• [AVAILABLE DATA]

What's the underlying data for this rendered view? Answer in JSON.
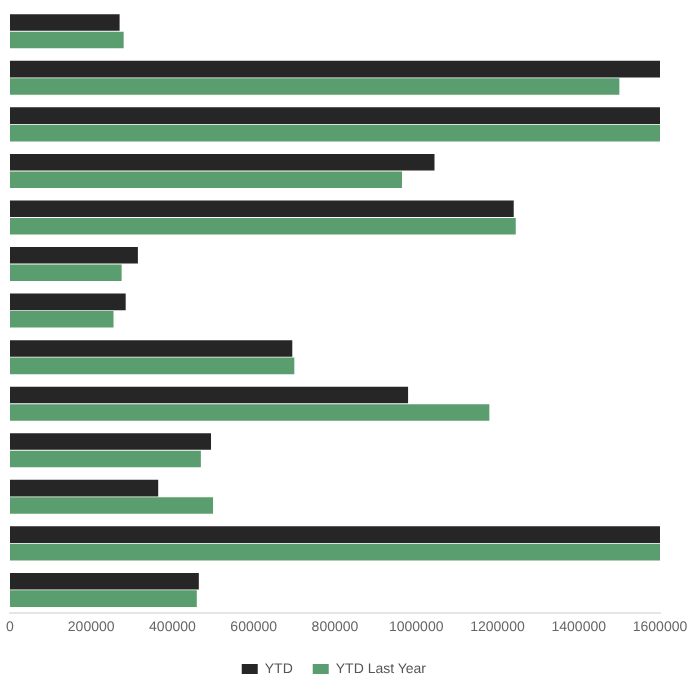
{
  "chart_data": {
    "type": "bar",
    "orientation": "horizontal",
    "categories": [
      null,
      null,
      null,
      null,
      null,
      null,
      null,
      null,
      null,
      null,
      null,
      null,
      null
    ],
    "series": [
      {
        "name": "YTD",
        "color": "#262626",
        "values": [
          270000,
          1600000,
          1600000,
          1045000,
          1240000,
          315000,
          285000,
          695000,
          980000,
          495000,
          365000,
          1600000,
          465000
        ]
      },
      {
        "name": "YTD Last Year",
        "color": "#5a9e6f",
        "values": [
          280000,
          1500000,
          1600000,
          965000,
          1245000,
          275000,
          255000,
          700000,
          1180000,
          470000,
          500000,
          1600000,
          460000
        ]
      }
    ],
    "xlim": [
      0,
      1600000
    ],
    "xticks": [
      0,
      200000,
      400000,
      600000,
      800000,
      1000000,
      1200000,
      1400000,
      1600000
    ],
    "grid": false,
    "legend": "bottom"
  }
}
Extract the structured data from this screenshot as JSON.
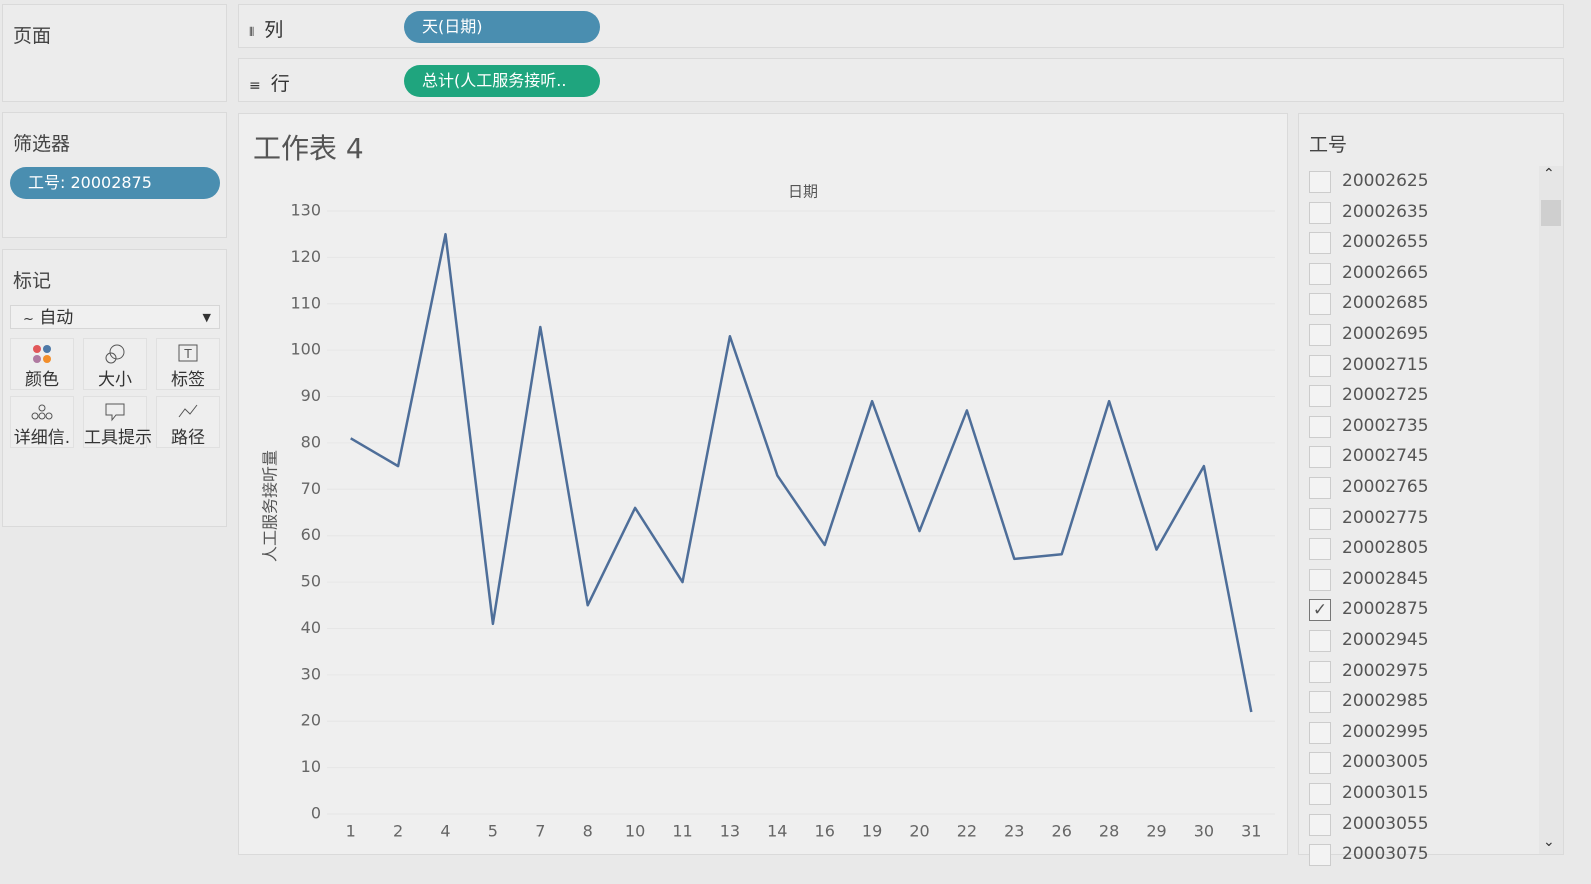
{
  "pages_panel": {
    "title": "页面"
  },
  "shelves": {
    "columns": {
      "label": "列",
      "pill": "天(日期)"
    },
    "rows": {
      "label": "行",
      "pill": "总计(人工服务接听.."
    }
  },
  "filters": {
    "title": "筛选器",
    "pill": "工号: 20002875"
  },
  "marks": {
    "title": "标记",
    "mark_type": "自动",
    "buttons": [
      "颜色",
      "大小",
      "标签",
      "详细信.",
      "工具提示",
      "路径"
    ]
  },
  "chart_data": {
    "type": "line",
    "title": "工作表 4",
    "x_label": "日期",
    "y_label": "人工服务接听量",
    "categories": [
      "1",
      "2",
      "4",
      "5",
      "7",
      "8",
      "10",
      "11",
      "13",
      "14",
      "16",
      "19",
      "20",
      "22",
      "23",
      "26",
      "28",
      "29",
      "30",
      "31"
    ],
    "values": [
      81,
      75,
      125,
      41,
      105,
      45,
      66,
      50,
      103,
      73,
      58,
      89,
      61,
      87,
      55,
      56,
      89,
      57,
      75,
      22
    ],
    "color": "#4e6e99",
    "ylim": [
      0,
      130
    ],
    "yticks": [
      0,
      10,
      20,
      30,
      40,
      50,
      60,
      70,
      80,
      90,
      100,
      110,
      120,
      130
    ],
    "grid": true
  },
  "id_filter": {
    "title": "工号",
    "items": [
      {
        "label": "20002625",
        "checked": false
      },
      {
        "label": "20002635",
        "checked": false
      },
      {
        "label": "20002655",
        "checked": false
      },
      {
        "label": "20002665",
        "checked": false
      },
      {
        "label": "20002685",
        "checked": false
      },
      {
        "label": "20002695",
        "checked": false
      },
      {
        "label": "20002715",
        "checked": false
      },
      {
        "label": "20002725",
        "checked": false
      },
      {
        "label": "20002735",
        "checked": false
      },
      {
        "label": "20002745",
        "checked": false
      },
      {
        "label": "20002765",
        "checked": false
      },
      {
        "label": "20002775",
        "checked": false
      },
      {
        "label": "20002805",
        "checked": false
      },
      {
        "label": "20002845",
        "checked": false
      },
      {
        "label": "20002875",
        "checked": true
      },
      {
        "label": "20002945",
        "checked": false
      },
      {
        "label": "20002975",
        "checked": false
      },
      {
        "label": "20002985",
        "checked": false
      },
      {
        "label": "20002995",
        "checked": false
      },
      {
        "label": "20003005",
        "checked": false
      },
      {
        "label": "20003015",
        "checked": false
      },
      {
        "label": "20003055",
        "checked": false
      },
      {
        "label": "20003075",
        "checked": false
      }
    ]
  }
}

• [WHAT TO PRODUCE] In your copy, repeat each record exactly and include no pictures.

• [RESPONSE TO THE EXERCISE]
What's the underlying data for this rendered view? Answer in JSON.
{
  "chart_data": {
    "type": "bar",
    "orientation": "horizontal",
    "categories": [
      null,
      null,
      null,
      null,
      null,
      null,
      null,
      null,
      null,
      null,
      null,
      null,
      null
    ],
    "series": [
      {
        "name": "YTD",
        "color": "#262626",
        "values": [
          270000,
          1600000,
          1600000,
          1045000,
          1240000,
          315000,
          285000,
          695000,
          980000,
          495000,
          365000,
          1600000,
          465000
        ]
      },
      {
        "name": "YTD Last Year",
        "color": "#5a9e6f",
        "values": [
          280000,
          1500000,
          1600000,
          965000,
          1245000,
          275000,
          255000,
          700000,
          1180000,
          470000,
          500000,
          1600000,
          460000
        ]
      }
    ],
    "xlim": [
      0,
      1600000
    ],
    "xticks": [
      0,
      200000,
      400000,
      600000,
      800000,
      1000000,
      1200000,
      1400000,
      1600000
    ],
    "grid": false,
    "legend": "bottom"
  }
}
Extract the structured data from this screenshot as JSON.
{
  "pages_panel": {
    "title": "页面"
  },
  "shelves": {
    "columns": {
      "label": "列",
      "pill": "天(日期)"
    },
    "rows": {
      "label": "行",
      "pill": "总计(人工服务接听.."
    }
  },
  "filters": {
    "title": "筛选器",
    "pill": "工号: 20002875"
  },
  "marks": {
    "title": "标记",
    "mark_type": "自动",
    "buttons": [
      "颜色",
      "大小",
      "标签",
      "详细信.",
      "工具提示",
      "路径"
    ]
  },
  "chart_data": {
    "type": "line",
    "title": "工作表 4",
    "x_label": "日期",
    "y_label": "人工服务接听量",
    "categories": [
      "1",
      "2",
      "4",
      "5",
      "7",
      "8",
      "10",
      "11",
      "13",
      "14",
      "16",
      "19",
      "20",
      "22",
      "23",
      "26",
      "28",
      "29",
      "30",
      "31"
    ],
    "values": [
      81,
      75,
      125,
      41,
      105,
      45,
      66,
      50,
      103,
      73,
      58,
      89,
      61,
      87,
      55,
      56,
      89,
      57,
      75,
      22
    ],
    "color": "#4e6e99",
    "ylim": [
      0,
      130
    ],
    "yticks": [
      0,
      10,
      20,
      30,
      40,
      50,
      60,
      70,
      80,
      90,
      100,
      110,
      120,
      130
    ],
    "grid": true
  },
  "id_filter": {
    "title": "工号",
    "items": [
      {
        "label": "20002625",
        "checked": false
      },
      {
        "label": "20002635",
        "checked": false
      },
      {
        "label": "20002655",
        "checked": false
      },
      {
        "label": "20002665",
        "checked": false
      },
      {
        "label": "20002685",
        "checked": false
      },
      {
        "label": "20002695",
        "checked": false
      },
      {
        "label": "20002715",
        "checked": false
      },
      {
        "label": "20002725",
        "checked": false
      },
      {
        "label": "20002735",
        "checked": false
      },
      {
        "label": "20002745",
        "checked": false
      },
      {
        "label": "20002765",
        "checked": false
      },
      {
        "label": "20002775",
        "checked": false
      },
      {
        "label": "20002805",
        "checked": false
      },
      {
        "label": "20002845",
        "checked": false
      },
      {
        "label": "20002875",
        "checked": true
      },
      {
        "label": "20002945",
        "checked": false
      },
      {
        "label": "20002975",
        "checked": false
      },
      {
        "label": "20002985",
        "checked": false
      },
      {
        "label": "20002995",
        "checked": false
      },
      {
        "label": "20003005",
        "checked": false
      },
      {
        "label": "20003015",
        "checked": false
      },
      {
        "label": "20003055",
        "checked": false
      },
      {
        "label": "20003075",
        "checked": false
      }
    ]
  }
}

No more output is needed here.